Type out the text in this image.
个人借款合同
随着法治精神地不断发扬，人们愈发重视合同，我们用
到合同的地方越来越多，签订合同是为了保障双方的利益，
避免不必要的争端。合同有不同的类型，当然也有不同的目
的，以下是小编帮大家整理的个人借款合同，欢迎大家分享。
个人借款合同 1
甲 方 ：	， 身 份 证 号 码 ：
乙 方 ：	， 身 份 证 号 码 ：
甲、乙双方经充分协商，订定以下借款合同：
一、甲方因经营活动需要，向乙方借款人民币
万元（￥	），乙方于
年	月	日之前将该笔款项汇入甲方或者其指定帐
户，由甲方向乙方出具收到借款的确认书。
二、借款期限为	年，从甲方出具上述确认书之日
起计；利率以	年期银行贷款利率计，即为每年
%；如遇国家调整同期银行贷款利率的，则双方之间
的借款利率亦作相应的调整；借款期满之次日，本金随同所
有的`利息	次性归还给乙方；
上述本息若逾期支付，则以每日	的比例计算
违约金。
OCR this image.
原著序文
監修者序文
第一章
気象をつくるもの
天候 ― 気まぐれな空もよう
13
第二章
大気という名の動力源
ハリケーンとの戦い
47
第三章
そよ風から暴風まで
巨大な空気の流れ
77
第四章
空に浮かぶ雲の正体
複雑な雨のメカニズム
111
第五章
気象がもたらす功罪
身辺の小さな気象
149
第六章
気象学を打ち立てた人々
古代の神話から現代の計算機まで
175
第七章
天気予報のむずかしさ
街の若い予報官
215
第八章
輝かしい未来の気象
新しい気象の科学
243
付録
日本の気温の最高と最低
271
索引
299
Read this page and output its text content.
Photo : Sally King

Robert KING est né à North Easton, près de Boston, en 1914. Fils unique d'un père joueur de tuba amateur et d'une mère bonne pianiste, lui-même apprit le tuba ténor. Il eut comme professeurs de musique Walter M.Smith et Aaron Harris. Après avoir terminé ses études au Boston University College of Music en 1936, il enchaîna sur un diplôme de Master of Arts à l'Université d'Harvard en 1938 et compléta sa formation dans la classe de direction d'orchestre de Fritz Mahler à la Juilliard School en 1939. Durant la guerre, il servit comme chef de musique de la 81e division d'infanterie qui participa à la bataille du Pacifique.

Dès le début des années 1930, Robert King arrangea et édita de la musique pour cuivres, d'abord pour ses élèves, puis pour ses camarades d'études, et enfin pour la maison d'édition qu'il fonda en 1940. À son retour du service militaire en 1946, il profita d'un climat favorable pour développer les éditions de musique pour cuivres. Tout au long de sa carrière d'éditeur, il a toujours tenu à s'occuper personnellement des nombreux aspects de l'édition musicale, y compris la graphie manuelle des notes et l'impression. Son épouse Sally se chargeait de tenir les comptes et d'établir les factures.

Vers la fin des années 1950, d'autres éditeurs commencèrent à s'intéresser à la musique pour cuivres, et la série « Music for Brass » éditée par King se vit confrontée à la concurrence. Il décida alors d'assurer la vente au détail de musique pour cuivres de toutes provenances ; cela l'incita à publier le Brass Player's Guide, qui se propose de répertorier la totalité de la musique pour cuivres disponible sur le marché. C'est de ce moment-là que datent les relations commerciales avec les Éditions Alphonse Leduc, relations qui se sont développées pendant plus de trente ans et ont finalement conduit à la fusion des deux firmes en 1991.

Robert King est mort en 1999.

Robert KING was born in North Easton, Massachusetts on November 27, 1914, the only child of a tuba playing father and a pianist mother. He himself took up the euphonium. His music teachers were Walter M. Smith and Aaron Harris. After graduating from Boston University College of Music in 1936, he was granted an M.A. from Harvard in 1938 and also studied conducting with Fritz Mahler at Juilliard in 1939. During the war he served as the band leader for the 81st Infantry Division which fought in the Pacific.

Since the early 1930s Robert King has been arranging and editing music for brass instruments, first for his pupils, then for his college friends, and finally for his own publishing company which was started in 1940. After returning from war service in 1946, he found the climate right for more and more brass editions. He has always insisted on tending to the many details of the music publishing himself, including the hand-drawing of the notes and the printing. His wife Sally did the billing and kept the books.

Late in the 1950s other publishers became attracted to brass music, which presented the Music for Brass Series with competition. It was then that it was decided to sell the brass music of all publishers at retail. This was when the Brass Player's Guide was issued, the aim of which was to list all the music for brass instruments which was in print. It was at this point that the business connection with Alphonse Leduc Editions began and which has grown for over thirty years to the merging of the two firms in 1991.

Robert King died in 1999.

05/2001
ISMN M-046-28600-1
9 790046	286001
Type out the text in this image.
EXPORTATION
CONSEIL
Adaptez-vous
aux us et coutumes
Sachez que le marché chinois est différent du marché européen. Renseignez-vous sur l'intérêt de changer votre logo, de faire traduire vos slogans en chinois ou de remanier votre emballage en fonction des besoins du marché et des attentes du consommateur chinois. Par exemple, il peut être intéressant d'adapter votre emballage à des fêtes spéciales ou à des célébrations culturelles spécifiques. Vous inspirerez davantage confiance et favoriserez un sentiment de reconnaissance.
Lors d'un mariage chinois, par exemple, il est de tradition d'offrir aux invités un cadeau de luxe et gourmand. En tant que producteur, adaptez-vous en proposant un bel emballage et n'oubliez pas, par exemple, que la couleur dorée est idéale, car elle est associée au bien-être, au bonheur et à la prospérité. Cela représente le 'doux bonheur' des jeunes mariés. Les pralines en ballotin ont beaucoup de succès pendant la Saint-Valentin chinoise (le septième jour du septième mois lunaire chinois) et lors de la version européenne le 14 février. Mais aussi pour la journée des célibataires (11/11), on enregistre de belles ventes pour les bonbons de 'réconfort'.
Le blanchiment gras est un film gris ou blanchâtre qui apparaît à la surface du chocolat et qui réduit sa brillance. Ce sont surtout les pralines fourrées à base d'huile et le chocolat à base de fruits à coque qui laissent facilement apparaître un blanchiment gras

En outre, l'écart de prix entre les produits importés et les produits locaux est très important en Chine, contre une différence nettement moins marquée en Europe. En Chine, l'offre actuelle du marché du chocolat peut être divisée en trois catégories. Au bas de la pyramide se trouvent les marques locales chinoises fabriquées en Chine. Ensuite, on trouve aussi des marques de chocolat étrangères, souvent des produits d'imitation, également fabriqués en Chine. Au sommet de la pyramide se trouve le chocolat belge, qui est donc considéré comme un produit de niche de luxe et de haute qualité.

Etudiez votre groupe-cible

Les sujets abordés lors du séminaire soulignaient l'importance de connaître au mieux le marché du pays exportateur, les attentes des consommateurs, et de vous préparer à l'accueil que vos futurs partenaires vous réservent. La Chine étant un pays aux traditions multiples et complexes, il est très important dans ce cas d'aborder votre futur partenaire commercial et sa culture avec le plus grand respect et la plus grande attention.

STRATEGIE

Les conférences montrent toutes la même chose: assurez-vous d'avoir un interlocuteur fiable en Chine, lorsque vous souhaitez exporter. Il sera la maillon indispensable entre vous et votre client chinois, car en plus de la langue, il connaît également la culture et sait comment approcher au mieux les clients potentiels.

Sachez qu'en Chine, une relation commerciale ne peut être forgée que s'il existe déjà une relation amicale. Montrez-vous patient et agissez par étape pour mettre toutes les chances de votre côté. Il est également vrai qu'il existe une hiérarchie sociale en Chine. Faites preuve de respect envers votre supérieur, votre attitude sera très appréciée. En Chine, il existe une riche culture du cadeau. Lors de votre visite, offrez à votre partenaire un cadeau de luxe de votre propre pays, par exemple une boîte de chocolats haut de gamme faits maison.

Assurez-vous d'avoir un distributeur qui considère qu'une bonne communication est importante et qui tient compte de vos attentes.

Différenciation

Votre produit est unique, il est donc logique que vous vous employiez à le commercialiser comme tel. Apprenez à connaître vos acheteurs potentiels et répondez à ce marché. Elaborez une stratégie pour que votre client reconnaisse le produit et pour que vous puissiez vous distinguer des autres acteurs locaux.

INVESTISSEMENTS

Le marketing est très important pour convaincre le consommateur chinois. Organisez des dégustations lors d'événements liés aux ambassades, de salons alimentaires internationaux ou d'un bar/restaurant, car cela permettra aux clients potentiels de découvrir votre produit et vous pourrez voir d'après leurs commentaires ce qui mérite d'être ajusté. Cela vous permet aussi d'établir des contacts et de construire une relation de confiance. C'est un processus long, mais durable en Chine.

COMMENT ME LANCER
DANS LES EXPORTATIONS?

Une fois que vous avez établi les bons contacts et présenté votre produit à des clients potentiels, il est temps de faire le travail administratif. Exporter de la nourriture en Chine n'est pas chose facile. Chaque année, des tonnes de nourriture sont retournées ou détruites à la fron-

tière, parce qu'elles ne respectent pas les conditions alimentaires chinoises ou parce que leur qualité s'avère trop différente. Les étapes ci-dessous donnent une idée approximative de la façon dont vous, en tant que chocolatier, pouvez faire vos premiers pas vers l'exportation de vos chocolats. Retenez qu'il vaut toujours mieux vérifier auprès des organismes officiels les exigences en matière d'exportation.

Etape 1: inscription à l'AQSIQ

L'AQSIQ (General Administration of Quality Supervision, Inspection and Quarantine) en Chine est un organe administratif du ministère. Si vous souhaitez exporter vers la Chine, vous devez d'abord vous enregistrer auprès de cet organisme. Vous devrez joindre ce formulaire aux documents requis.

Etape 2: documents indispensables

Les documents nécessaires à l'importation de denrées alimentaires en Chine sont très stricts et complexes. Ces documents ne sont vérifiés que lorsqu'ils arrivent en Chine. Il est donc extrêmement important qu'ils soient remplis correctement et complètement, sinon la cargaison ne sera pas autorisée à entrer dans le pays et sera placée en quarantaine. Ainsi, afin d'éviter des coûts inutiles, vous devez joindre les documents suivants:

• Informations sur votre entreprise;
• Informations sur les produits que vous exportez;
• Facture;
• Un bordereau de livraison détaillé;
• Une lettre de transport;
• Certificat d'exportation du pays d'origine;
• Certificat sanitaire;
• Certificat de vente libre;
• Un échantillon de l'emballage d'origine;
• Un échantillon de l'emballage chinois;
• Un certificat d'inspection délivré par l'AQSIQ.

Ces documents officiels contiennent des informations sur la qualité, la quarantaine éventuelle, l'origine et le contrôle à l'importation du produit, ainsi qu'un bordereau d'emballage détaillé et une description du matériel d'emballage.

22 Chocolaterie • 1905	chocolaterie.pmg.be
■ ■ ■
→ **Set exercise**: In the entries above, find each line with the word "détaillé" and copy it.

→ **The solution**:
• Un bordereau de livraison détaillé;
Ces documents officiels contiennent des informations sur la qualité, la quarantaine éventuelle, l'origine et le contrôle à l'importation du produit, ainsi qu'un bordereau d'emballage détaillé et une description du matériel d'emballage.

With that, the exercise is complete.